▸ **Stated problem**: Collect every line that includes the string "объекта".

* Begin *

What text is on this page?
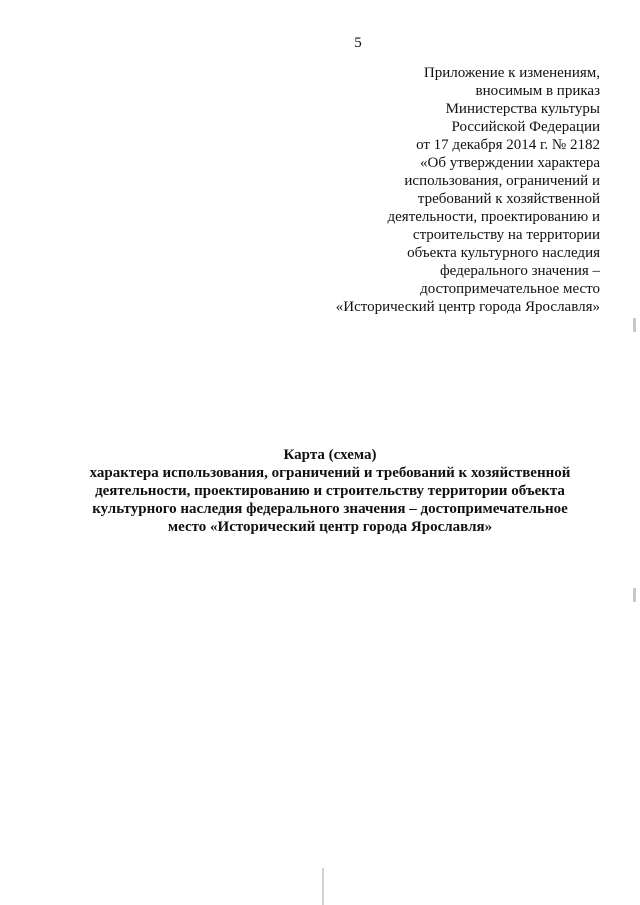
5
Приложение к изменениям,
вносимым в приказ
Министерства культуры
Российской Федерации
от 17 декабря 2014 г. № 2182
«Об утверждении характера
использования, ограничений и
требований к хозяйственной
деятельности, проектированию и
строительству на территории
объекта культурного наследия
федерального значения –
достопримечательное место
«Исторический центр города Ярославля»
Карта (схема)
характера использования, ограничений и требований к хозяйственной
деятельности, проектированию и строительству территории объекта
культурного наследия федерального значения – достопримечательное
место «Исторический центр города Ярославля»
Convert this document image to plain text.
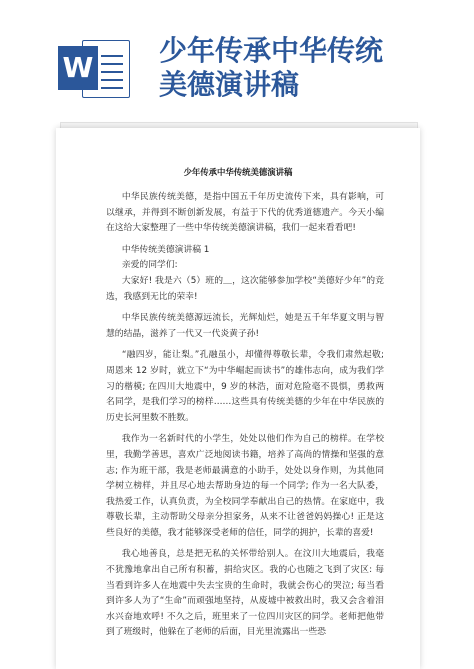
W
少年传承中华传统
美德演讲稿
少年传承中华传统美德演讲稿

中华民族传统美德，是指中国五千年历史流传下来，具有影响，可以继承，并得到不断创新发展，有益于下代的优秀道德遗产。今天小编在这给大家整理了一些中华传统美德演讲稿，我们一起来看看吧!

中华传统美德演讲稿 1

亲爱的同学们:

大家好! 我是六（5）班的＿，这次能够参加学校“美德好少年”的竞选，我感到无比的荣幸!

中华民族传统美德源远流长，光辉灿烂，她是五千年华夏文明与智慧的结晶，滋养了一代又一代炎黄子孙!

“融四岁，能让梨。”孔融虽小，却懂得尊敬长辈，令我们肃然起敬; 周恩来 12 岁时，就立下“为中华崛起而读书”的雄伟志向，成为我们学习的楷模; 在四川大地震中，9 岁的林浩，面对危险毫不畏惧，勇救两名同学，是我们学习的榜样……这些具有传统美德的少年在中华民族的历史长河里数不胜数。

我作为一名新时代的小学生，处处以他们作为自己的榜样。在学校里，我勤学善思，喜欢广泛地阅读书籍，培养了高尚的情操和坚强的意志; 作为班干部，我是老师最满意的小助手，处处以身作则，为其他同学树立榜样，并且尽心地去帮助身边的每一个同学; 作为一名大队委，我热爱工作，认真负责，为全校同学奉献出自己的热情。在家庭中，我尊敬长辈，主动帮助父母亲分担家务，从来不让爸爸妈妈操心! 正是这些良好的美德，我才能够深受老师的信任，同学的拥护，长辈的喜爱!

我心地善良，总是把无私的关怀带给别人。在汶川大地震后，我毫不犹豫地拿出自己所有积蓄，捐给灾区。我的心也随之飞到了灾区: 每当看到许多人在地震中失去宝贵的生命时，我就会伤心的哭泣; 每当看到许多人为了“生命”而顽强地坚持，从废墟中被救出时，我又会含着泪水兴奋地欢呼! 不久之后，班里来了一位四川灾区的同学。老师把他带到了班级时，他躲在了老师的后面，目光里流露出一些恐
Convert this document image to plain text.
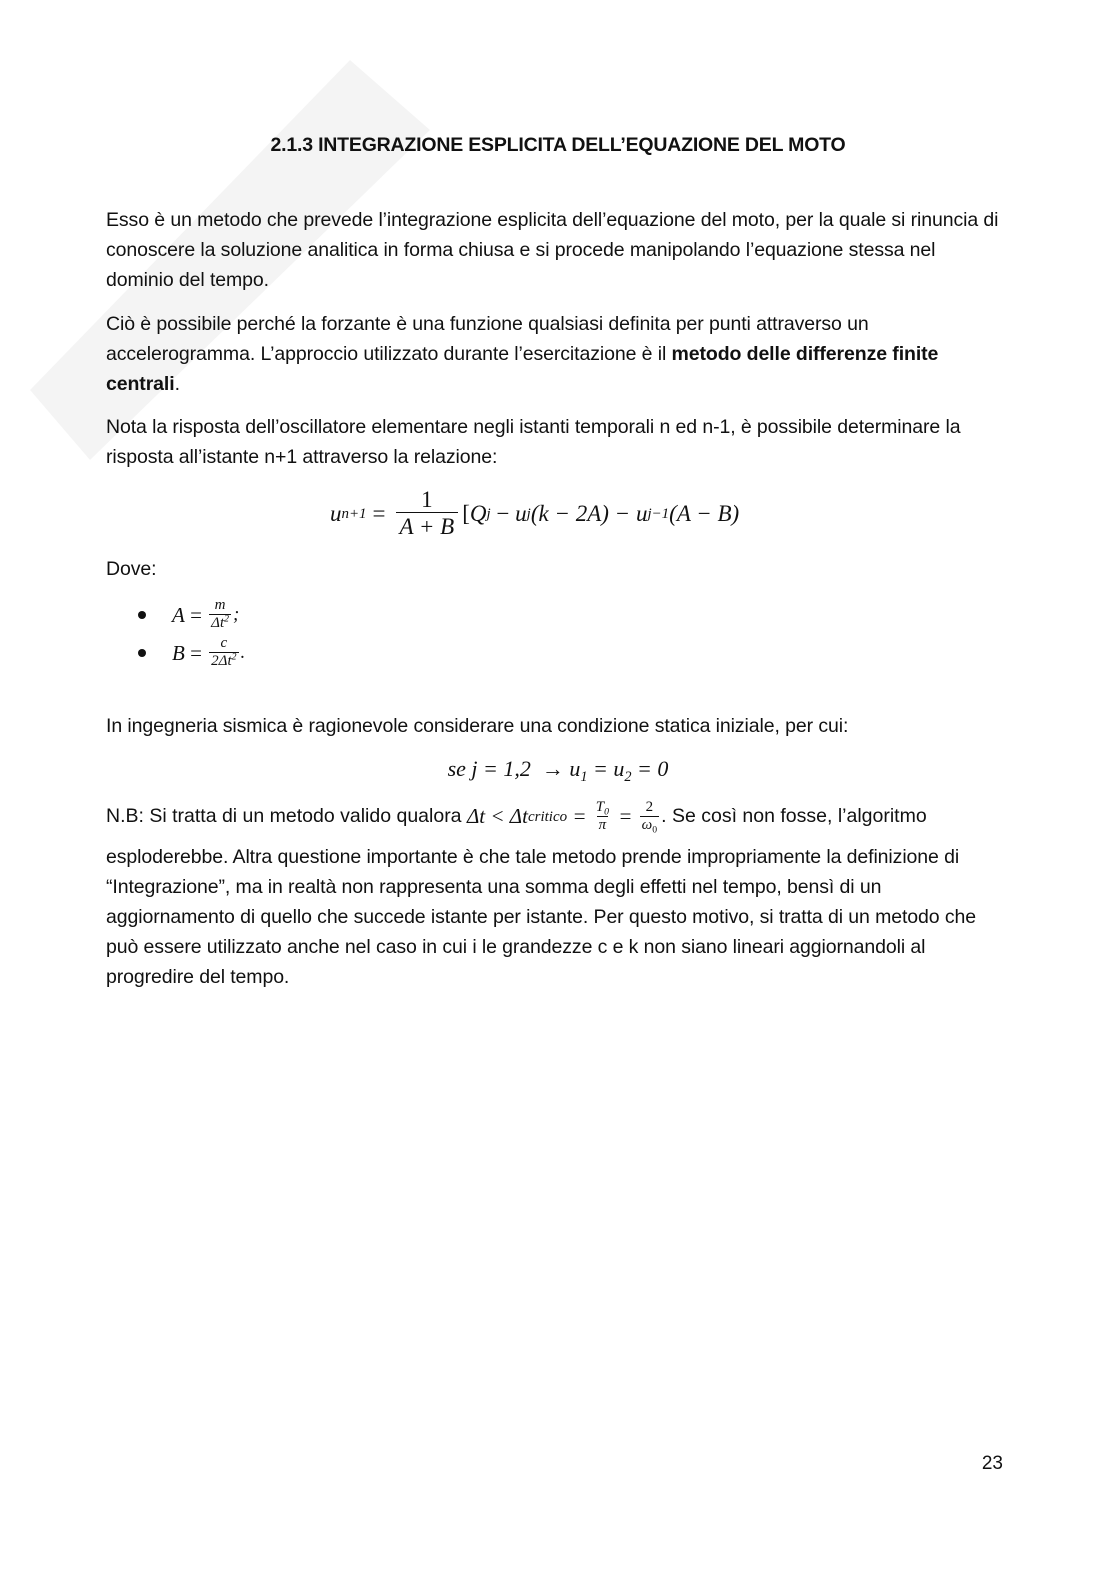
2.1.3 INTEGRAZIONE ESPLICITA DELL’EQUAZIONE DEL MOTO
Esso è un metodo che prevede l’integrazione esplicita dell’equazione del moto, per la quale si rinuncia di conoscere la soluzione analitica in forma chiusa e si procede manipolando l’equazione stessa nel dominio del tempo.
Ciò è possibile perché la forzante è una funzione qualsiasi definita per punti attraverso un accelerogramma. L’approccio utilizzato durante l’esercitazione è il metodo delle differenze finite centrali.
Nota la risposta dell’oscillatore elementare negli istanti temporali n ed n-1, è possibile determinare la risposta all’istante n+1 attraverso la relazione:
u $n+1 = \frac{1}{A + B}$ [ Q j − u j (k − 2A) − u j−1 (A − B)
Dove:
$A = \frac{m}{\Delta t^2}$ ;
$B = \frac{c}{2\Delta t^2}$ .
In ingegneria sismica è ragionevole considerare una condizione statica iniziale, per cui:
se $j = 1,2 \to u_1 = u_2 = 0$
N.B: Si tratta di un metodo valido qualora Δt < Δt critico = $\frac{T_0}{\pi} = \frac{2}{\omega_0}$ . Se così non fosse, l’algoritmo
esploderebbe. Altra questione importante è che tale metodo prende impropriamente la definizione di “Integrazione”, ma in realtà non rappresenta una somma degli effetti nel tempo, bensì di un aggiornamento di quello che succede istante per istante. Per questo motivo, si tratta di un metodo che può essere utilizzato anche nel caso in cui i le grandezze c e k non siano lineari aggiornandoli al progredire del tempo.
23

* End *

▸ **Solved problem**:
объекта культурного наследия
деятельности, проектированию и строительству территории объекта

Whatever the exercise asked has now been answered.